EXERCISE: Copy each of the lines below word for word, leaving out the pictures.

— Begin EXTRACTED DATA —

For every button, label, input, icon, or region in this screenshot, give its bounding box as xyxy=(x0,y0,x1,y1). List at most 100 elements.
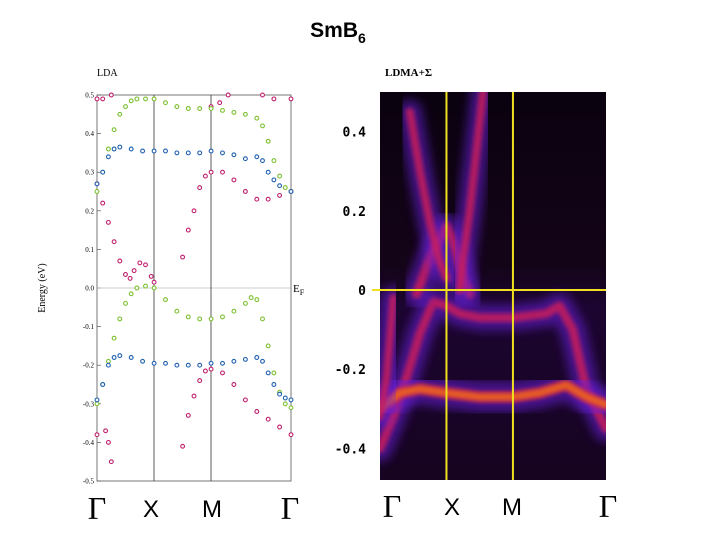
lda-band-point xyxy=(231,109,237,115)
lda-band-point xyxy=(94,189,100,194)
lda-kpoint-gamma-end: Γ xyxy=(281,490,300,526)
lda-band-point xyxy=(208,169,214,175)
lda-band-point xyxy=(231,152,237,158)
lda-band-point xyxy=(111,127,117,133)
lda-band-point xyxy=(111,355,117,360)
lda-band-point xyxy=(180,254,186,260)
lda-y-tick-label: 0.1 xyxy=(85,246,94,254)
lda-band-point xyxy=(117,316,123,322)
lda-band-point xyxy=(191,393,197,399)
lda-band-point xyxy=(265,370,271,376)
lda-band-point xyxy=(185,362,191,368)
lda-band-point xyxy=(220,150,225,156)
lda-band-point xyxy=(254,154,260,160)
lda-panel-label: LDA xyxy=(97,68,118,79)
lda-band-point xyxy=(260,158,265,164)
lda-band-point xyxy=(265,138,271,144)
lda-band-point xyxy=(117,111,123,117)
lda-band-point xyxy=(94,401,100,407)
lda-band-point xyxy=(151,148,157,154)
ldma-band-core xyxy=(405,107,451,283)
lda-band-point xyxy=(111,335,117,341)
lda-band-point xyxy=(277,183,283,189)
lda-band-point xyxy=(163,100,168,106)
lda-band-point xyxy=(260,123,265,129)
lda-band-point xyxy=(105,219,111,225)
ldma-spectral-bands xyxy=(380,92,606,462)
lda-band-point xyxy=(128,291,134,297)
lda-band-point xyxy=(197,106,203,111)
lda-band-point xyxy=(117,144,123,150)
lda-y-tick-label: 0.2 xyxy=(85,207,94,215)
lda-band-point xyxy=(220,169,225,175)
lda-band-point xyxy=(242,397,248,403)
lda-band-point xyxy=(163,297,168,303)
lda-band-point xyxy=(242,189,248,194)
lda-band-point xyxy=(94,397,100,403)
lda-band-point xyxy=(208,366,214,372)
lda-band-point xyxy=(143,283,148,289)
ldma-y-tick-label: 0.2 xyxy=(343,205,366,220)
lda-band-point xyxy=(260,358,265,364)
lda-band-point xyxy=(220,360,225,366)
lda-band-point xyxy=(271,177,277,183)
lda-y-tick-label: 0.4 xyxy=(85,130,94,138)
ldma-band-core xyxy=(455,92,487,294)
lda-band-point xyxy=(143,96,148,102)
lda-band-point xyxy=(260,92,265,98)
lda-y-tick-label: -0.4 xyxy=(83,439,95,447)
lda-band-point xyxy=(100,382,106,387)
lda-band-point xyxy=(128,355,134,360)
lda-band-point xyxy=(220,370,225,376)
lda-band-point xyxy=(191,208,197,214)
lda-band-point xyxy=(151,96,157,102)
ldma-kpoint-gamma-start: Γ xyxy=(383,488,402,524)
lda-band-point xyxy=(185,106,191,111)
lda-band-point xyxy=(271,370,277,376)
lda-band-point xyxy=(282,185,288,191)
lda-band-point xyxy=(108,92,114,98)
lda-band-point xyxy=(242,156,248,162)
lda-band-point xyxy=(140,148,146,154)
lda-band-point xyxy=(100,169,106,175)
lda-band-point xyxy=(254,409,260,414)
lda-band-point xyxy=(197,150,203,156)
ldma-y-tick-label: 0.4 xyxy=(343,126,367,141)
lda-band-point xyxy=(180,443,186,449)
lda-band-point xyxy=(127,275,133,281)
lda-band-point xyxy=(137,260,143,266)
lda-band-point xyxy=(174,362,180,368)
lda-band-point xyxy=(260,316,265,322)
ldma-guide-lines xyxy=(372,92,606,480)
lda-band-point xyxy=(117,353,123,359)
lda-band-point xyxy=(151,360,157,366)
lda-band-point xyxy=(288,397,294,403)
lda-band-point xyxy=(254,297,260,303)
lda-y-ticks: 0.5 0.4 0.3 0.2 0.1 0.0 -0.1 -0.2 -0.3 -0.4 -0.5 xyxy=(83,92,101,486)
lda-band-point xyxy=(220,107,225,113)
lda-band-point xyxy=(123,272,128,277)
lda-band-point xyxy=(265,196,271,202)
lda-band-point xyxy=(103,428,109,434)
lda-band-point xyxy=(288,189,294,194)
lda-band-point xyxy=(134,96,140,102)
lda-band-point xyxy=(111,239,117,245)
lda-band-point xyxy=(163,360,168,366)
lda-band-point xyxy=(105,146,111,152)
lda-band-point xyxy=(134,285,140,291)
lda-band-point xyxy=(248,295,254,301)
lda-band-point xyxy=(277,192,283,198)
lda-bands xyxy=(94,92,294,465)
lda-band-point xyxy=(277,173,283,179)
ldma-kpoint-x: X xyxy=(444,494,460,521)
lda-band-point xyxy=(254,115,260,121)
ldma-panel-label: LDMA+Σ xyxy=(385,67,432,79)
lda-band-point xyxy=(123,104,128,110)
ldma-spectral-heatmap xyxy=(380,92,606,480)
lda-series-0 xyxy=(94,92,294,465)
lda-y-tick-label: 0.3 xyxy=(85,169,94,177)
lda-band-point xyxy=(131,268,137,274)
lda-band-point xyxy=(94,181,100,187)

— End EXTRACTED DATA —

ANSWER FOR THE TASK:
For every button, label, input, icon, or region in this screenshot, give its bounding box as xyxy=(x0,y0,x1,y1). List at most 100 elements.
lda-band-point xyxy=(231,109,237,115)
lda-band-point xyxy=(94,189,100,194)
lda-kpoint-gamma-end: Γ xyxy=(281,490,300,526)
lda-band-point xyxy=(208,169,214,175)
lda-band-point xyxy=(231,152,237,158)
lda-band-point xyxy=(111,127,117,133)
lda-band-point xyxy=(111,355,117,360)
lda-band-point xyxy=(180,254,186,260)
lda-y-tick-label: 0.1 xyxy=(85,246,94,254)
lda-band-point xyxy=(117,316,123,322)
lda-band-point xyxy=(191,393,197,399)
lda-band-point xyxy=(265,370,271,376)
lda-band-point xyxy=(185,362,191,368)
lda-band-point xyxy=(220,150,225,156)
lda-band-point xyxy=(254,154,260,160)
lda-panel-label: LDA xyxy=(97,68,118,79)
lda-band-point xyxy=(260,158,265,164)
lda-band-point xyxy=(265,138,271,144)
lda-band-point xyxy=(117,111,123,117)
lda-band-point xyxy=(94,401,100,407)
lda-band-point xyxy=(151,148,157,154)
ldma-band-core xyxy=(405,107,451,283)
lda-band-point xyxy=(111,335,117,341)
lda-band-point xyxy=(277,183,283,189)
lda-band-point xyxy=(163,100,168,106)
lda-band-point xyxy=(260,123,265,129)
lda-band-point xyxy=(105,219,111,225)
ldma-spectral-bands xyxy=(380,92,606,462)
lda-band-point xyxy=(128,291,134,297)
lda-band-point xyxy=(197,106,203,111)
lda-band-point xyxy=(117,144,123,150)
lda-y-tick-label: 0.2 xyxy=(85,207,94,215)
lda-band-point xyxy=(220,169,225,175)
lda-band-point xyxy=(242,397,248,403)
lda-band-point xyxy=(163,297,168,303)
lda-band-point xyxy=(242,189,248,194)
lda-band-point xyxy=(94,397,100,403)
lda-band-point xyxy=(208,366,214,372)
lda-band-point xyxy=(143,283,148,289)
ldma-y-tick-label: 0.2 xyxy=(343,205,366,220)
lda-band-point xyxy=(260,358,265,364)
lda-band-point xyxy=(220,360,225,366)
lda-band-point xyxy=(271,177,277,183)
lda-y-tick-label: 0.4 xyxy=(85,130,94,138)
ldma-band-core xyxy=(455,92,487,294)
lda-band-point xyxy=(143,96,148,102)
lda-band-point xyxy=(260,92,265,98)
lda-y-tick-label: -0.4 xyxy=(83,439,95,447)
lda-band-point xyxy=(100,382,106,387)
lda-band-point xyxy=(128,355,134,360)
lda-band-point xyxy=(220,370,225,376)
lda-band-point xyxy=(191,208,197,214)
lda-band-point xyxy=(151,96,157,102)
ldma-kpoint-gamma-start: Γ xyxy=(383,488,402,524)
lda-band-point xyxy=(185,106,191,111)
lda-band-point xyxy=(271,370,277,376)
lda-band-point xyxy=(282,185,288,191)
lda-band-point xyxy=(108,92,114,98)
lda-band-point xyxy=(242,156,248,162)
lda-band-point xyxy=(140,148,146,154)
lda-band-point xyxy=(100,169,106,175)
lda-band-point xyxy=(254,409,260,414)
lda-band-point xyxy=(197,150,203,156)
ldma-y-tick-label: 0.4 xyxy=(343,126,367,141)
lda-band-point xyxy=(180,443,186,449)
lda-band-point xyxy=(127,275,133,281)
lda-band-point xyxy=(137,260,143,266)
lda-band-point xyxy=(174,362,180,368)
lda-band-point xyxy=(260,316,265,322)
ldma-guide-lines xyxy=(372,92,606,480)
lda-band-point xyxy=(117,353,123,359)
lda-band-point xyxy=(151,360,157,366)
lda-band-point xyxy=(288,397,294,403)
lda-band-point xyxy=(254,297,260,303)
lda-y-ticks: 0.5 0.4 0.3 0.2 0.1 0.0 -0.1 -0.2 -0.3 -0.4 -0.5 xyxy=(83,92,101,486)
lda-band-point xyxy=(220,107,225,113)
lda-band-point xyxy=(123,272,128,277)
lda-band-point xyxy=(265,196,271,202)
lda-band-point xyxy=(103,428,109,434)
lda-band-point xyxy=(288,189,294,194)
lda-band-point xyxy=(134,96,140,102)
lda-band-point xyxy=(111,239,117,245)
lda-band-point xyxy=(163,360,168,366)
lda-band-point xyxy=(105,146,111,152)
lda-band-point xyxy=(134,285,140,291)
lda-band-point xyxy=(248,295,254,301)
lda-band-point xyxy=(277,192,283,198)
lda-bands xyxy=(94,92,294,465)
lda-band-point xyxy=(277,173,283,179)
ldma-kpoint-x: X xyxy=(444,494,460,521)
lda-band-point xyxy=(254,115,260,121)
ldma-panel-label: LDMA+Σ xyxy=(385,67,432,79)
lda-band-point xyxy=(123,104,128,110)
ldma-spectral-heatmap xyxy=(380,92,606,480)
lda-series-0 xyxy=(94,92,294,465)
lda-y-tick-label: 0.3 xyxy=(85,169,94,177)
lda-band-point xyxy=(131,268,137,274)
lda-band-point xyxy=(94,181,100,187)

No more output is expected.